→ Il compito
Riscrivi tutte le righe seguenti sostituendo "Relative Yield" con "Yield Ratio" e lasciando invariato tutto il resto. Escludi le immagini dalla risposta.

→ Materiale mostrato
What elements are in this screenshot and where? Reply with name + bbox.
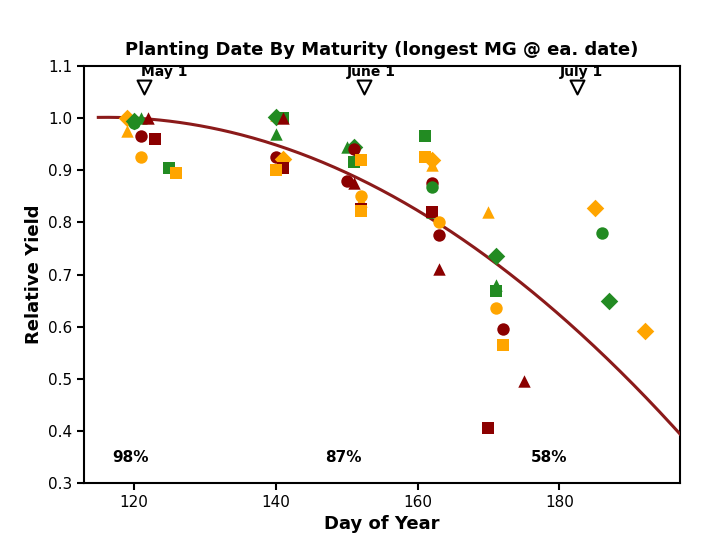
Point <box>433 231 444 240</box>
Point <box>433 265 444 274</box>
Point <box>270 111 281 120</box>
Point <box>355 192 367 201</box>
Point <box>355 155 367 164</box>
Point <box>270 113 281 121</box>
Text: May 1: May 1 <box>141 65 187 79</box>
Point <box>270 166 281 175</box>
Point <box>128 116 139 125</box>
Point <box>604 296 615 305</box>
Point <box>171 169 182 177</box>
Point <box>483 208 494 216</box>
Point <box>497 325 508 334</box>
Point <box>597 228 608 237</box>
Point <box>490 252 501 261</box>
Point <box>419 132 430 141</box>
Point <box>348 179 360 188</box>
Text: 87%: 87% <box>325 450 362 465</box>
Title: Planting Date By Maturity (longest MG @ ea. date): Planting Date By Maturity (longest MG @ … <box>125 41 639 59</box>
Point <box>518 377 529 386</box>
Point <box>348 158 360 167</box>
Point <box>128 119 139 128</box>
Text: June 1: June 1 <box>346 65 395 79</box>
Point <box>571 82 583 91</box>
Point <box>639 327 650 335</box>
Point <box>341 142 352 151</box>
Text: 58%: 58% <box>531 450 568 465</box>
Text: 98%: 98% <box>112 450 149 465</box>
Point <box>355 206 367 215</box>
Point <box>149 135 161 143</box>
Point <box>163 163 175 172</box>
Point <box>426 179 437 188</box>
Point <box>426 208 437 216</box>
Point <box>341 176 352 185</box>
Point <box>419 153 430 161</box>
Point <box>355 197 367 206</box>
Point <box>270 130 281 138</box>
Point <box>490 304 501 313</box>
Point <box>348 145 360 154</box>
Point <box>142 114 154 122</box>
Point <box>355 205 367 214</box>
Point <box>121 127 132 136</box>
Point <box>497 340 508 349</box>
Point <box>426 182 437 191</box>
X-axis label: Day of Year: Day of Year <box>325 516 440 534</box>
Point <box>139 82 150 91</box>
Point <box>483 424 494 433</box>
Y-axis label: Relative Yield: Relative Yield <box>25 205 43 344</box>
Point <box>277 114 288 122</box>
Point <box>426 161 437 170</box>
Point <box>277 114 288 122</box>
Point <box>277 154 288 163</box>
Point <box>426 208 437 216</box>
Point <box>121 114 132 122</box>
Point <box>433 218 444 227</box>
Point <box>270 153 281 161</box>
Point <box>359 82 370 91</box>
Point <box>490 287 501 295</box>
Point <box>590 203 601 212</box>
Text: July 1: July 1 <box>559 65 603 79</box>
Point <box>490 281 501 289</box>
Point <box>135 153 147 161</box>
Point <box>277 163 288 172</box>
Point <box>348 142 360 151</box>
Point <box>426 155 437 164</box>
Point <box>135 114 147 122</box>
Point <box>135 132 147 141</box>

→ Compito svolto
What elements are in this screenshot and where? Reply with name + bbox.
Point <box>433 231 444 240</box>
Point <box>433 265 444 274</box>
Point <box>270 111 281 120</box>
Point <box>355 192 367 201</box>
Point <box>355 155 367 164</box>
Point <box>270 113 281 121</box>
Text: May 1: May 1 <box>141 65 187 79</box>
Point <box>270 166 281 175</box>
Point <box>128 116 139 125</box>
Point <box>604 296 615 305</box>
Point <box>171 169 182 177</box>
Point <box>483 208 494 216</box>
Point <box>497 325 508 334</box>
Point <box>597 228 608 237</box>
Point <box>490 252 501 261</box>
Point <box>419 132 430 141</box>
Point <box>348 179 360 188</box>
Text: 87%: 87% <box>325 450 362 465</box>
Title: Planting Date By Maturity (longest MG @ ea. date): Planting Date By Maturity (longest MG @ … <box>125 41 639 59</box>
Point <box>518 377 529 386</box>
Point <box>348 158 360 167</box>
Point <box>128 119 139 128</box>
Text: June 1: June 1 <box>346 65 395 79</box>
Point <box>571 82 583 91</box>
Point <box>639 327 650 335</box>
Point <box>341 142 352 151</box>
Text: 58%: 58% <box>531 450 568 465</box>
Text: 98%: 98% <box>112 450 149 465</box>
Point <box>355 206 367 215</box>
Point <box>149 135 161 143</box>
Point <box>163 163 175 172</box>
Point <box>426 179 437 188</box>
Point <box>426 208 437 216</box>
Point <box>341 176 352 185</box>
Point <box>419 153 430 161</box>
Point <box>355 197 367 206</box>
Point <box>270 130 281 138</box>
Point <box>490 304 501 313</box>
Point <box>348 145 360 154</box>
Point <box>142 114 154 122</box>
Point <box>355 205 367 214</box>
Point <box>121 127 132 136</box>
Point <box>497 340 508 349</box>
Point <box>426 182 437 191</box>
X-axis label: Day of Year: Day of Year <box>325 516 440 534</box>
Point <box>139 82 150 91</box>
Point <box>483 424 494 433</box>
Y-axis label: Yield Ratio: Yield Ratio <box>25 205 43 344</box>
Point <box>277 114 288 122</box>
Point <box>426 161 437 170</box>
Point <box>277 114 288 122</box>
Point <box>277 154 288 163</box>
Point <box>426 208 437 216</box>
Point <box>121 114 132 122</box>
Point <box>433 218 444 227</box>
Point <box>270 153 281 161</box>
Point <box>359 82 370 91</box>
Point <box>490 287 501 295</box>
Point <box>590 203 601 212</box>
Text: July 1: July 1 <box>559 65 603 79</box>
Point <box>490 281 501 289</box>
Point <box>135 153 147 161</box>
Point <box>277 163 288 172</box>
Point <box>348 142 360 151</box>
Point <box>426 155 437 164</box>
Point <box>135 114 147 122</box>
Point <box>135 132 147 141</box>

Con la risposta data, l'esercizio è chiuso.